▶ TASK GOAL
Repeat what the lines below say, word for word, and skip every image.

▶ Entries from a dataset
+--
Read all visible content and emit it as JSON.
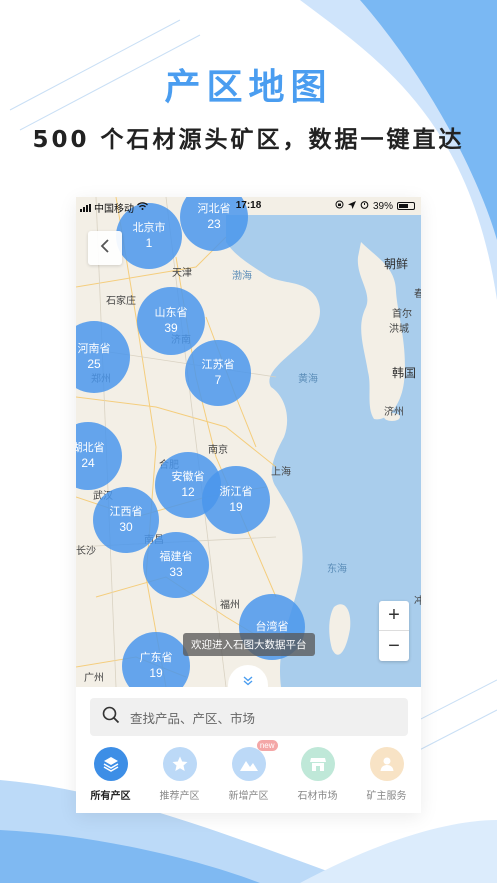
{
  "headline": {
    "title": "产区地图",
    "subtitle": "500 个石材源头矿区，数据一键直达"
  },
  "status_bar": {
    "carrier": "中国移动",
    "time": "17:18",
    "battery": "39%"
  },
  "map": {
    "labels": [
      {
        "text": "天津",
        "type": "city"
      },
      {
        "text": "石家庄",
        "type": "city"
      },
      {
        "text": "渤海",
        "type": "sea"
      },
      {
        "text": "朝鲜",
        "type": "country"
      },
      {
        "text": "首尔",
        "type": "city"
      },
      {
        "text": "洪城",
        "type": "city"
      },
      {
        "text": "韩国",
        "type": "country"
      },
      {
        "text": "黄海",
        "type": "sea"
      },
      {
        "text": "济州",
        "type": "city"
      },
      {
        "text": "济南",
        "type": "city"
      },
      {
        "text": "郑州",
        "type": "city"
      },
      {
        "text": "南京",
        "type": "city"
      },
      {
        "text": "合肥",
        "type": "city"
      },
      {
        "text": "上海",
        "type": "city"
      },
      {
        "text": "武汉",
        "type": "city"
      },
      {
        "text": "长沙",
        "type": "city"
      },
      {
        "text": "南昌",
        "type": "city"
      },
      {
        "text": "东海",
        "type": "sea"
      },
      {
        "text": "福州",
        "type": "city"
      },
      {
        "text": "广州",
        "type": "city"
      },
      {
        "text": "冲",
        "type": "city"
      },
      {
        "text": "春",
        "type": "city"
      }
    ],
    "clusters": [
      {
        "name": "北京市",
        "count": "1"
      },
      {
        "name": "河北省",
        "count": "23"
      },
      {
        "name": "山东省",
        "count": "39"
      },
      {
        "name": "河南省",
        "count": "25"
      },
      {
        "name": "江苏省",
        "count": "7"
      },
      {
        "name": "湖北省",
        "count": "24"
      },
      {
        "name": "安徽省",
        "count": "12"
      },
      {
        "name": "浙江省",
        "count": "19"
      },
      {
        "name": "江西省",
        "count": "30"
      },
      {
        "name": "福建省",
        "count": "33"
      },
      {
        "name": "台湾省",
        "count": ""
      },
      {
        "name": "广东省",
        "count": "19"
      }
    ],
    "toast": "欢迎进入石图大数据平台",
    "zoom_in": "+",
    "zoom_out": "−"
  },
  "search": {
    "placeholder": "查找产品、产区、市场"
  },
  "tabs": [
    {
      "label": "所有产区",
      "color": "#3d8ee6",
      "icon": "layers-icon",
      "active": true
    },
    {
      "label": "推荐产区",
      "color": "#bcd9f7",
      "icon": "star-icon",
      "active": false
    },
    {
      "label": "新增产区",
      "color": "#bcd9f7",
      "icon": "mountain-icon",
      "active": false,
      "badge": "new"
    },
    {
      "label": "石材市场",
      "color": "#bfe8d8",
      "icon": "store-icon",
      "active": false
    },
    {
      "label": "矿主服务",
      "color": "#f8e3c5",
      "icon": "person-icon",
      "active": false
    }
  ],
  "colors": {
    "accent": "#4a9df0",
    "cluster": "#4a97ec"
  }
}
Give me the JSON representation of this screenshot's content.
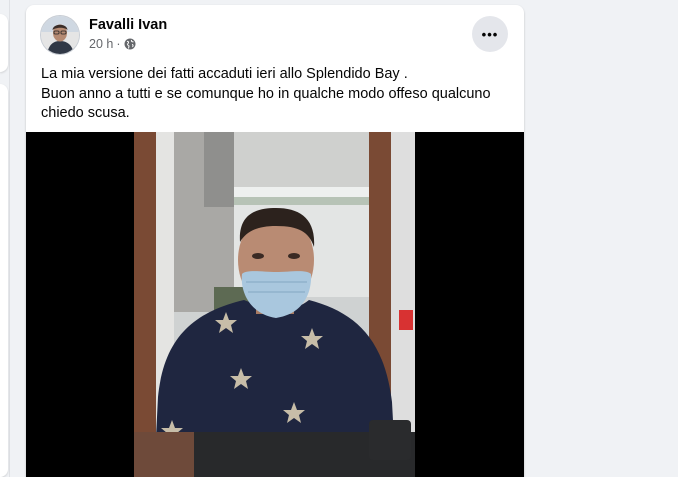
+--
▶ SOLUTION TO THE PROBLEM
Read all visible content and emit it as JSON.
{
  "headline": {
    "title": "产区地图",
    "subtitle": "500 个石材源头矿区，数据一键直达"
  },
  "status_bar": {
    "carrier": "中国移动",
    "time": "17:18",
    "battery": "39%"
  },
  "map": {
    "labels": [
      {
        "text": "天津",
        "type": "city"
      },
      {
        "text": "石家庄",
        "type": "city"
      },
      {
        "text": "渤海",
        "type": "sea"
      },
      {
        "text": "朝鲜",
        "type": "country"
      },
      {
        "text": "首尔",
        "type": "city"
      },
      {
        "text": "洪城",
        "type": "city"
      },
      {
        "text": "韩国",
        "type": "country"
      },
      {
        "text": "黄海",
        "type": "sea"
      },
      {
        "text": "济州",
        "type": "city"
      },
      {
        "text": "济南",
        "type": "city"
      },
      {
        "text": "郑州",
        "type": "city"
      },
      {
        "text": "南京",
        "type": "city"
      },
      {
        "text": "合肥",
        "type": "city"
      },
      {
        "text": "上海",
        "type": "city"
      },
      {
        "text": "武汉",
        "type": "city"
      },
      {
        "text": "长沙",
        "type": "city"
      },
      {
        "text": "南昌",
        "type": "city"
      },
      {
        "text": "东海",
        "type": "sea"
      },
      {
        "text": "福州",
        "type": "city"
      },
      {
        "text": "广州",
        "type": "city"
      },
      {
        "text": "冲",
        "type": "city"
      },
      {
        "text": "春",
        "type": "city"
      }
    ],
    "clusters": [
      {
        "name": "北京市",
        "count": "1"
      },
      {
        "name": "河北省",
        "count": "23"
      },
      {
        "name": "山东省",
        "count": "39"
      },
      {
        "name": "河南省",
        "count": "25"
      },
      {
        "name": "江苏省",
        "count": "7"
      },
      {
        "name": "湖北省",
        "count": "24"
      },
      {
        "name": "安徽省",
        "count": "12"
      },
      {
        "name": "浙江省",
        "count": "19"
      },
      {
        "name": "江西省",
        "count": "30"
      },
      {
        "name": "福建省",
        "count": "33"
      },
      {
        "name": "台湾省",
        "count": ""
      },
      {
        "name": "广东省",
        "count": "19"
      }
    ],
    "toast": "欢迎进入石图大数据平台",
    "zoom_in": "+",
    "zoom_out": "−"
  },
  "search": {
    "placeholder": "查找产品、产区、市场"
  },
  "tabs": [
    {
      "label": "所有产区",
      "color": "#3d8ee6",
      "icon": "layers-icon",
      "active": true
    },
    {
      "label": "推荐产区",
      "color": "#bcd9f7",
      "icon": "star-icon",
      "active": false
    },
    {
      "label": "新增产区",
      "color": "#bcd9f7",
      "icon": "mountain-icon",
      "active": false,
      "badge": "new"
    },
    {
      "label": "石材市场",
      "color": "#bfe8d8",
      "icon": "store-icon",
      "active": false
    },
    {
      "label": "矿主服务",
      "color": "#f8e3c5",
      "icon": "person-icon",
      "active": false
    }
  ],
  "colors": {
    "accent": "#4a9df0",
    "cluster": "#4a97ec"
  }
}
Give me the JSON representation of this screenshot's content.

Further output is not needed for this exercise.